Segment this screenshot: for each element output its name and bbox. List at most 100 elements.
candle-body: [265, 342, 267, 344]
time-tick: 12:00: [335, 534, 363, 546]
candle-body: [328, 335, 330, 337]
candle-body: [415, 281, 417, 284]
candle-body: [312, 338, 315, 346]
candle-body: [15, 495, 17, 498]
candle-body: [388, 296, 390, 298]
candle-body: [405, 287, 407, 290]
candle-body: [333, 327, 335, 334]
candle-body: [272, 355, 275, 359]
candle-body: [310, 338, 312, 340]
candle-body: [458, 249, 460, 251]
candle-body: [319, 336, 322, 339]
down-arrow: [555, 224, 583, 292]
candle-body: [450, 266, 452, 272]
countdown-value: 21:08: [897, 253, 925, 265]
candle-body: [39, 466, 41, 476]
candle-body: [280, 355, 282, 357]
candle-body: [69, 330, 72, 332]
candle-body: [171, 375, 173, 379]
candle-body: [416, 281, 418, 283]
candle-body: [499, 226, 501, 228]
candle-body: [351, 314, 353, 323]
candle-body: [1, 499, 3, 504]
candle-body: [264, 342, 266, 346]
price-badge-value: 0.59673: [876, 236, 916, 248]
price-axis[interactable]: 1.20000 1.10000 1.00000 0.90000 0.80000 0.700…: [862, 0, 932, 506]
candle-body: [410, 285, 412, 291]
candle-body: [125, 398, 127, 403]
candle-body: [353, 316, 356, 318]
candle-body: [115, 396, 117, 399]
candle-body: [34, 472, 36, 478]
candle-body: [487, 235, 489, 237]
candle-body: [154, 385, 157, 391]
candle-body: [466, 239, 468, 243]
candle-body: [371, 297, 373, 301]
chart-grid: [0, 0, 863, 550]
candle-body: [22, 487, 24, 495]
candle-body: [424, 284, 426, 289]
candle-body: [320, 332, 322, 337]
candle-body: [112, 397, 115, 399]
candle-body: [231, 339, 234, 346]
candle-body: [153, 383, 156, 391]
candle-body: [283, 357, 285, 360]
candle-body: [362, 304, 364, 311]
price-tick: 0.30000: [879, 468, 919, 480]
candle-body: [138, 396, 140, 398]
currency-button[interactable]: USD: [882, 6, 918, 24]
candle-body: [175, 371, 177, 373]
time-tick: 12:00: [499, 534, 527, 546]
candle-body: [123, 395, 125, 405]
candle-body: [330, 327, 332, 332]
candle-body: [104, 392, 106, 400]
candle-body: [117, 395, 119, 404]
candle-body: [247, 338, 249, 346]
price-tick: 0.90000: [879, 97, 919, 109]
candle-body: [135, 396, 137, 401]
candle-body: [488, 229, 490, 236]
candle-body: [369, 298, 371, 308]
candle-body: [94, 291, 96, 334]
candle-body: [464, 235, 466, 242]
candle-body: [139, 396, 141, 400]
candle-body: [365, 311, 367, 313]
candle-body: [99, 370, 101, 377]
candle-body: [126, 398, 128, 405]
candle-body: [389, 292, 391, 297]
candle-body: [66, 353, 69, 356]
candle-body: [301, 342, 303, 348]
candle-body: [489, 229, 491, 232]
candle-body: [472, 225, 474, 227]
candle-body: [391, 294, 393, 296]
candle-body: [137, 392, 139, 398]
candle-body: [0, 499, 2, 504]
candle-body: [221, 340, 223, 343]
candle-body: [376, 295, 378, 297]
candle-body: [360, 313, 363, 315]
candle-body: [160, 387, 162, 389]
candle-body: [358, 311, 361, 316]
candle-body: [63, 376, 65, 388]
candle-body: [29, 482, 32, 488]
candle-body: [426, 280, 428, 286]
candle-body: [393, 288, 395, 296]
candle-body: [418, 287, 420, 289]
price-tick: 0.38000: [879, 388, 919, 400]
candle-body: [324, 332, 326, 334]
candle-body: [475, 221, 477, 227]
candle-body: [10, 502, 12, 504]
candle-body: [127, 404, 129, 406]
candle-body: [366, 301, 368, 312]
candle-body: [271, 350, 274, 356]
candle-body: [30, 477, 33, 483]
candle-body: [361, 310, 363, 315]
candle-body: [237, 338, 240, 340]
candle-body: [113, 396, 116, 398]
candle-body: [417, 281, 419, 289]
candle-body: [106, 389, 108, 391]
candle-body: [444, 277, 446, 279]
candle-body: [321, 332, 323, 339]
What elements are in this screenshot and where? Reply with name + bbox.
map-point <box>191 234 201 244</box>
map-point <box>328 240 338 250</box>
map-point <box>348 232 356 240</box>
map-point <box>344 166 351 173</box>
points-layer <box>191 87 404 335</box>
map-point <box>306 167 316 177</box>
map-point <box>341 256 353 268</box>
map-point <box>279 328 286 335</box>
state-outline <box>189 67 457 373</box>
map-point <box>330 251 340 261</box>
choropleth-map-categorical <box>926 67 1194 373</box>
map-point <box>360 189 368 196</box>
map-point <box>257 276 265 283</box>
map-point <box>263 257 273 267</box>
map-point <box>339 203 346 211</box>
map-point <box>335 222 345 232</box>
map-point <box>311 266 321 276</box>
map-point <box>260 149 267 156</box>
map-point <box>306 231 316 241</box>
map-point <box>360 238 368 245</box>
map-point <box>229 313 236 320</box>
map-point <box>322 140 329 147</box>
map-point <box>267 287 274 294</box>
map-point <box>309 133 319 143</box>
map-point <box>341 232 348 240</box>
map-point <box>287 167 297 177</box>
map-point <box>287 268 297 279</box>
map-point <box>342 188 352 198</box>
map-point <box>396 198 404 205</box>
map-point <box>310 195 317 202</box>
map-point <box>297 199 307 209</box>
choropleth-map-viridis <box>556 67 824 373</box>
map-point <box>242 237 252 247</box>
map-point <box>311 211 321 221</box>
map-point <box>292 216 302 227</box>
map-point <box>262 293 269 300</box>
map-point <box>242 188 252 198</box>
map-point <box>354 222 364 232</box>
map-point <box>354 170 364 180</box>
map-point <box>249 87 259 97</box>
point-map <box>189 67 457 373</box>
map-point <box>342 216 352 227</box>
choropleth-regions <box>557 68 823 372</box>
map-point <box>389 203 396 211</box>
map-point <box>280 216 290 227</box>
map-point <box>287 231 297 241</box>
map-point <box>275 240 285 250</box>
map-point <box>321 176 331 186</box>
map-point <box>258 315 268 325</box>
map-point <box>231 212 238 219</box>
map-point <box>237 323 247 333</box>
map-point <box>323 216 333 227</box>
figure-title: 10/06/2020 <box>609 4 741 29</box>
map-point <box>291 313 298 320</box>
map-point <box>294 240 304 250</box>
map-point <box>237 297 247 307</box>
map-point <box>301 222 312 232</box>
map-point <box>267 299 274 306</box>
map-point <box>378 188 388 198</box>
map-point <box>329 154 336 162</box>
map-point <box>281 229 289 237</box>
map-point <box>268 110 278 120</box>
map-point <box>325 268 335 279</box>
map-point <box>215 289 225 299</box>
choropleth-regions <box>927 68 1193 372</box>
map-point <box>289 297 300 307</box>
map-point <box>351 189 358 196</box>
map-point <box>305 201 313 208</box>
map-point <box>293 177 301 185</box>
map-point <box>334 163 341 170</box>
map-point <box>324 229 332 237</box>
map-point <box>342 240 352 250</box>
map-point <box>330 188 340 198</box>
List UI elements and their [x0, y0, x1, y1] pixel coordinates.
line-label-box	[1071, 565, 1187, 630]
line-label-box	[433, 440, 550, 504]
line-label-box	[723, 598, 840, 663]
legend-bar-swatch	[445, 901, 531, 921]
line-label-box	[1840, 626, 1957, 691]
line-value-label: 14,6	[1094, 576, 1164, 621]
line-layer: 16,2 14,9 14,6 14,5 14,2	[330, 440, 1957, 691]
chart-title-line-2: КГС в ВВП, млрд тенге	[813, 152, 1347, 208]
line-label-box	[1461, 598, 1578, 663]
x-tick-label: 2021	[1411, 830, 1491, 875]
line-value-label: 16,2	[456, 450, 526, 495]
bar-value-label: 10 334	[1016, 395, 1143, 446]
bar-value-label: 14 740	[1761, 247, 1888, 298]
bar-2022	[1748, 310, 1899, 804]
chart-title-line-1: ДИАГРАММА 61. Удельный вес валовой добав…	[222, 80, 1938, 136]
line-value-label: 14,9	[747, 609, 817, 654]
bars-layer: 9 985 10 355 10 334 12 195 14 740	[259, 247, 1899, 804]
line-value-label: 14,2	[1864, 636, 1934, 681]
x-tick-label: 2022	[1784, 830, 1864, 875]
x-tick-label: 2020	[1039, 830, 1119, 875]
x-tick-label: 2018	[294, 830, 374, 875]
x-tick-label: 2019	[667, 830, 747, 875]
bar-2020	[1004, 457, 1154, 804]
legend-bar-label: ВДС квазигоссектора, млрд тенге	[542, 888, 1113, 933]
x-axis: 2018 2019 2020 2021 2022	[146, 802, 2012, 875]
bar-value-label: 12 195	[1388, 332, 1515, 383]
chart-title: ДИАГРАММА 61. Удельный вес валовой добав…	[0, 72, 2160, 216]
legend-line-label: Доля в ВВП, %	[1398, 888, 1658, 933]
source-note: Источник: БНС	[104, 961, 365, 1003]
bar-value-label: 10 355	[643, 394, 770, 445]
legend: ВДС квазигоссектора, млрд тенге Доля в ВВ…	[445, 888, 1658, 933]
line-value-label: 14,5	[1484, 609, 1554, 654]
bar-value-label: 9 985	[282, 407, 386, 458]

================================

Requirement: Which lines in the data above contain the string "добав", matching case? Locate each one and copy it in full.

Solution to the exercise:
chart-title-line-1: ДИАГРАММА 61. Удельный вес валовой добав…	[222, 80, 1938, 136]
chart-title: ДИАГРАММА 61. Удельный вес валовой добав…	[0, 72, 2160, 216]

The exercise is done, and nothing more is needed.